*Extracted information*
** Start **

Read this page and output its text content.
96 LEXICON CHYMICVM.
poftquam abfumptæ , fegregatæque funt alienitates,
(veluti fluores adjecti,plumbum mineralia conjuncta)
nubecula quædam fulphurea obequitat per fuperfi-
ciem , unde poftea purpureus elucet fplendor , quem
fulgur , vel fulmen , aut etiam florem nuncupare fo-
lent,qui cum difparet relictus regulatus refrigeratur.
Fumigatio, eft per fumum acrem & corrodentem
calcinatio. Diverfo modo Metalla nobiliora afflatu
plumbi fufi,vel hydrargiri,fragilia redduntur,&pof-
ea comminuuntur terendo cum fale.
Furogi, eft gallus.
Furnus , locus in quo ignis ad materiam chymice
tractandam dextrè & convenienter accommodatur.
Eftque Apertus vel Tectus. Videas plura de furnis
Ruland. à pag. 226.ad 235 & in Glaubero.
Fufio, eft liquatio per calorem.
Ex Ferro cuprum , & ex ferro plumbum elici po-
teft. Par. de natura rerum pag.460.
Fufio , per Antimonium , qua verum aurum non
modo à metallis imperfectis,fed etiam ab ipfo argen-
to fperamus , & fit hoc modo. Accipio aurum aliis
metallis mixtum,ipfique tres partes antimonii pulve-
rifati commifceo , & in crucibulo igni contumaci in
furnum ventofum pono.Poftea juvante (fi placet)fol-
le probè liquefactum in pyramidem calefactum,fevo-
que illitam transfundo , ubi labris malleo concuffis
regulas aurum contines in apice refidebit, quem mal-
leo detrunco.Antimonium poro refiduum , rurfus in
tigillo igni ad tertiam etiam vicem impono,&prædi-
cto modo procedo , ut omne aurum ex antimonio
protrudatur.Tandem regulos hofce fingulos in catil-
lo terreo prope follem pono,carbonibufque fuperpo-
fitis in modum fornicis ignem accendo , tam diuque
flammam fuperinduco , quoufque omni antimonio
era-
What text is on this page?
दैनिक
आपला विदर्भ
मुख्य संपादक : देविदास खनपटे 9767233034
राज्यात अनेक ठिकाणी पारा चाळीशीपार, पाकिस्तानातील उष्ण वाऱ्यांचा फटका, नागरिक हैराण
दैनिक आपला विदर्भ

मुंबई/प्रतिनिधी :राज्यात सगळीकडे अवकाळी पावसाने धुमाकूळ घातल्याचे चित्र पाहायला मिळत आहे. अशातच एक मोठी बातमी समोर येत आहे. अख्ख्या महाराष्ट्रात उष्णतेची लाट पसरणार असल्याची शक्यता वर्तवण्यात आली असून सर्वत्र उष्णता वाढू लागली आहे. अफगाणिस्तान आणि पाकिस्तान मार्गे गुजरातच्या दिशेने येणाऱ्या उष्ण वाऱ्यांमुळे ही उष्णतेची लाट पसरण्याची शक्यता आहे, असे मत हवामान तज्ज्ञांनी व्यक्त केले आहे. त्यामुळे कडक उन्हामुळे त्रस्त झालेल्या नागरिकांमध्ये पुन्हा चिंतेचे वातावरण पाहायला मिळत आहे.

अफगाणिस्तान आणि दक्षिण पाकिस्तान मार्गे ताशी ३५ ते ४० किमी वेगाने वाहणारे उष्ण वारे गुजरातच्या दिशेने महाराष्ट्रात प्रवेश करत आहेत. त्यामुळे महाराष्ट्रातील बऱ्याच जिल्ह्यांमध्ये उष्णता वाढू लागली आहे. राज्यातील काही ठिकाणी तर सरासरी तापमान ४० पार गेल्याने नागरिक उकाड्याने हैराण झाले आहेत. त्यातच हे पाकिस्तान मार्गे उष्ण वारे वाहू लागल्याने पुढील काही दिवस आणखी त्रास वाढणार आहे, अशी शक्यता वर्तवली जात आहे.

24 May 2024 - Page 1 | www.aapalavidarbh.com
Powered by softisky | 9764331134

** End **

*Objective*
Transcribe the full listing above without leaving anything out.

*Response to the task*
Read this page and output its text content.
96 LEXICON CHYMICVM.
poftquam abfumptæ , fegregatæque funt alienitates,
(veluti fluores adjecti,plumbum mineralia conjuncta)
nubecula quædam fulphurea obequitat per fuperfi-
ciem , unde poftea purpureus elucet fplendor , quem
fulgur , vel fulmen , aut etiam florem nuncupare fo-
lent,qui cum difparet relictus regulatus refrigeratur.
Fumigatio, eft per fumum acrem & corrodentem
calcinatio. Diverfo modo Metalla nobiliora afflatu
plumbi fufi,vel hydrargiri,fragilia redduntur,&pof-
ea comminuuntur terendo cum fale.
Furogi, eft gallus.
Furnus , locus in quo ignis ad materiam chymice
tractandam dextrè & convenienter accommodatur.
Eftque Apertus vel Tectus. Videas plura de furnis
Ruland. à pag. 226.ad 235 & in Glaubero.
Fufio, eft liquatio per calorem.
Ex Ferro cuprum , & ex ferro plumbum elici po-
teft. Par. de natura rerum pag.460.
Fufio , per Antimonium , qua verum aurum non
modo à metallis imperfectis,fed etiam ab ipfo argen-
to fperamus , & fit hoc modo. Accipio aurum aliis
metallis mixtum,ipfique tres partes antimonii pulve-
rifati commifceo , & in crucibulo igni contumaci in
furnum ventofum pono.Poftea juvante (fi placet)fol-
le probè liquefactum in pyramidem calefactum,fevo-
que illitam transfundo , ubi labris malleo concuffis
regulas aurum contines in apice refidebit, quem mal-
leo detrunco.Antimonium poro refiduum , rurfus in
tigillo igni ad tertiam etiam vicem impono,&prædi-
cto modo procedo , ut omne aurum ex antimonio
protrudatur.Tandem regulos hofce fingulos in catil-
lo terreo prope follem pono,carbonibufque fuperpo-
fitis in modum fornicis ignem accendo , tam diuque
flammam fuperinduco , quoufque omni antimonio
era-
What text is on this page?
दैनिक
आपला विदर्भ
मुख्य संपादक : देविदास खनपटे 9767233034
राज्यात अनेक ठिकाणी पारा चाळीशीपार, पाकिस्तानातील उष्ण वाऱ्यांचा फटका, नागरिक हैराण
दैनिक आपला विदर्भ

मुंबई/प्रतिनिधी :राज्यात सगळीकडे अवकाळी पावसाने धुमाकूळ घातल्याचे चित्र पाहायला मिळत आहे. अशातच एक मोठी बातमी समोर येत आहे. अख्ख्या महाराष्ट्रात उष्णतेची लाट पसरणार असल्याची शक्यता वर्तवण्यात आली असून सर्वत्र उष्णता वाढू लागली आहे. अफगाणिस्तान आणि पाकिस्तान मार्गे गुजरातच्या दिशेने येणाऱ्या उष्ण वाऱ्यांमुळे ही उष्णतेची लाट पसरण्याची शक्यता आहे, असे मत हवामान तज्ज्ञांनी व्यक्त केले आहे. त्यामुळे कडक उन्हामुळे त्रस्त झालेल्या नागरिकांमध्ये पुन्हा चिंतेचे वातावरण पाहायला मिळत आहे.

अफगाणिस्तान आणि दक्षिण पाकिस्तान मार्गे ताशी ३५ ते ४० किमी वेगाने वाहणारे उष्ण वारे गुजरातच्या दिशेने महाराष्ट्रात प्रवेश करत आहेत. त्यामुळे महाराष्ट्रातील बऱ्याच जिल्ह्यांमध्ये उष्णता वाढू लागली आहे. राज्यातील काही ठिकाणी तर सरासरी तापमान ४० पार गेल्याने नागरिक उकाड्याने हैराण झाले आहेत. त्यातच हे पाकिस्तान मार्गे उष्ण वारे वाहू लागल्याने पुढील काही दिवस आणखी त्रास वाढणार आहे, अशी शक्यता वर्तवली जात आहे.

24 May 2024 - Page 1 | www.aapalavidarbh.com
Powered by softisky | 9764331134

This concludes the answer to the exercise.